**Exercise description**
Copy each line below in which the string "greater" occurs.

**Data for processing**
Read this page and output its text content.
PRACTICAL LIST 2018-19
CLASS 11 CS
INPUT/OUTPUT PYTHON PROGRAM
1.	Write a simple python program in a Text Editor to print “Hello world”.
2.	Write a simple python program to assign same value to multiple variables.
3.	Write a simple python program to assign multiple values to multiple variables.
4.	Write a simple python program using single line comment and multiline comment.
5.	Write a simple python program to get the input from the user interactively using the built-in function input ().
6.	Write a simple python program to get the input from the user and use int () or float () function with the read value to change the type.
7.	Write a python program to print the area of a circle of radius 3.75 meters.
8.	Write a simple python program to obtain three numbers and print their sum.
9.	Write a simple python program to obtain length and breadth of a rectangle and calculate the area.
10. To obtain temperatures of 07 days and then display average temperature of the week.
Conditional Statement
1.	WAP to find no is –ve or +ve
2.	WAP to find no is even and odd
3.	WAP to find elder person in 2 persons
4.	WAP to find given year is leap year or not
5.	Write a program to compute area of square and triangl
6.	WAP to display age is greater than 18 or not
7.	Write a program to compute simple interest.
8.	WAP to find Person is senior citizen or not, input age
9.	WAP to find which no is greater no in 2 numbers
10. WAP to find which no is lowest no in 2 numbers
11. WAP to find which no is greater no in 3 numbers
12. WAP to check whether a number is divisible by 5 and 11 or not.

**Solution below**
6.	WAP to display age is greater than 18 or not
9.	WAP to find which no is greater no in 2 numbers
11. WAP to find which no is greater no in 3 numbers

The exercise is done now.